# [BRIEF]
Find and copy every line in the records that includes the string "等相关法律".

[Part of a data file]

=-=-=-=-=

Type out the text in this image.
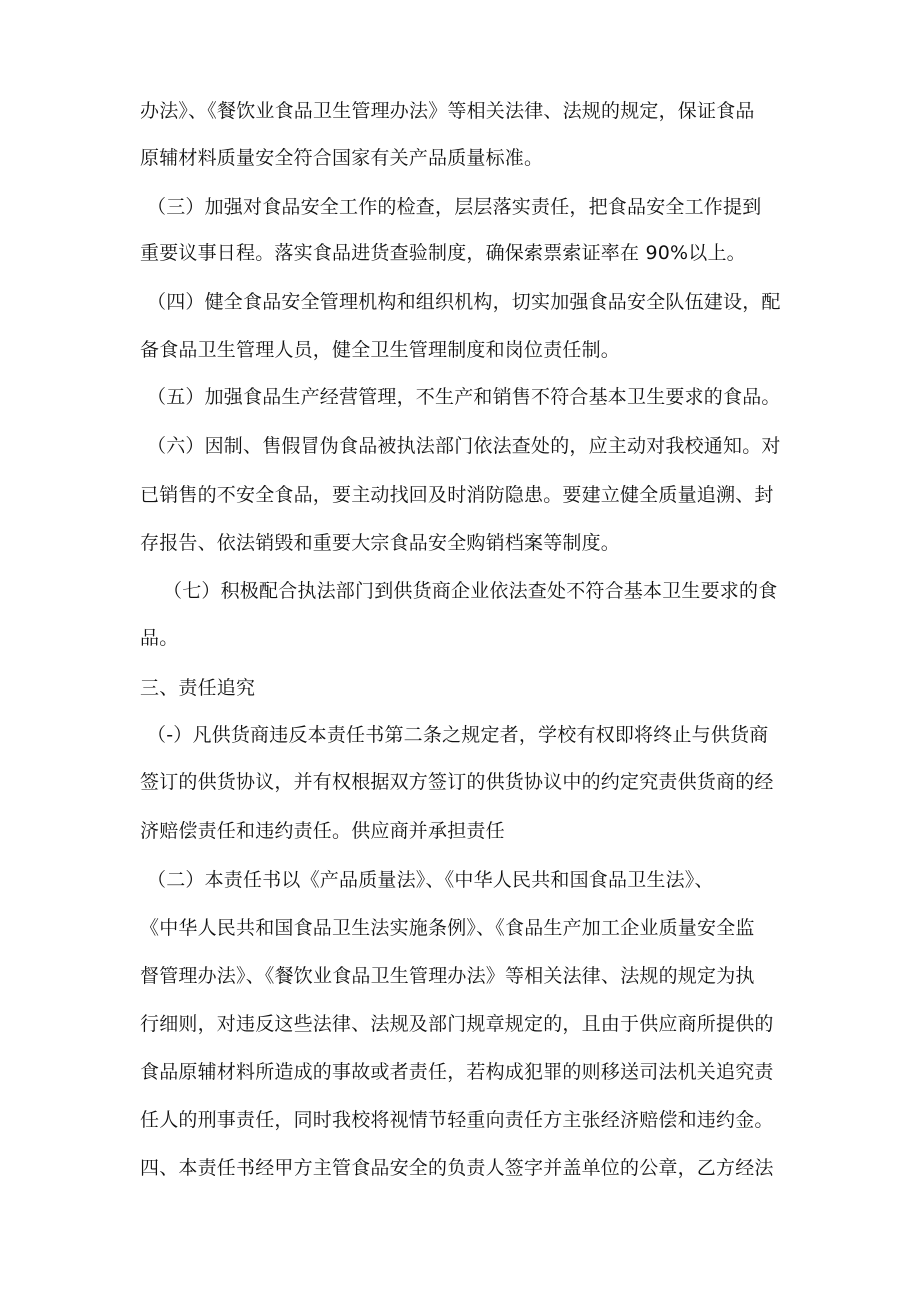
办法》、《餐饮业食品卫生管理办法》等相关法律、法规的规定，保证食品
原辅材料质量安全符合国家有关产品质量标准。
（三）加强对食品安全工作的检查，层层落实责任，把食品安全工作提到
重要议事日程。落实食品进货查验制度，确保索票索证率在 90%以上。
（四）健全食品安全管理机构和组织机构，切实加强食品安全队伍建设，配
备食品卫生管理人员，健全卫生管理制度和岗位责任制。
（五）加强食品生产经营管理，不生产和销售不符合基本卫生要求的食品。
（六）因制、售假冒伪食品被执法部门依法查处的，应主动对我校通知。对
已销售的不安全食品，要主动找回及时消防隐患。要建立健全质量追溯、封
存报告、依法销毁和重要大宗食品安全购销档案等制度。
（七）积极配合执法部门到供货商企业依法查处不符合基本卫生要求的食
品。
三、责任追究
（-）凡供货商违反本责任书第二条之规定者，学校有权即将终止与供货商
签订的供货协议，并有权根据双方签订的供货协议中的约定究责供货商的经
济赔偿责任和违约责任。供应商并承担责任
（二）本责任书以《产品质量法》、《中华人民共和国食品卫生法》、
《中华人民共和国食品卫生法实施条例》、《食品生产加工企业质量安全监
督管理办法》、《餐饮业食品卫生管理办法》等相关法律、法规的规定为执
行细则，对违反这些法律、法规及部门规章规定的，且由于供应商所提供的
食品原辅材料所造成的事故或者责任，若构成犯罪的则移送司法机关追究责
任人的刑事责任，同时我校将视情节轻重向责任方主张经济赔偿和违约金。
四、本责任书经甲方主管食品安全的负责人签字并盖单位的公章，乙方经法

=-=-=-=-=

# [THE ANSWER]
办法》、《餐饮业食品卫生管理办法》等相关法律、法规的规定，保证食品
督管理办法》、《餐饮业食品卫生管理办法》等相关法律、法规的规定为执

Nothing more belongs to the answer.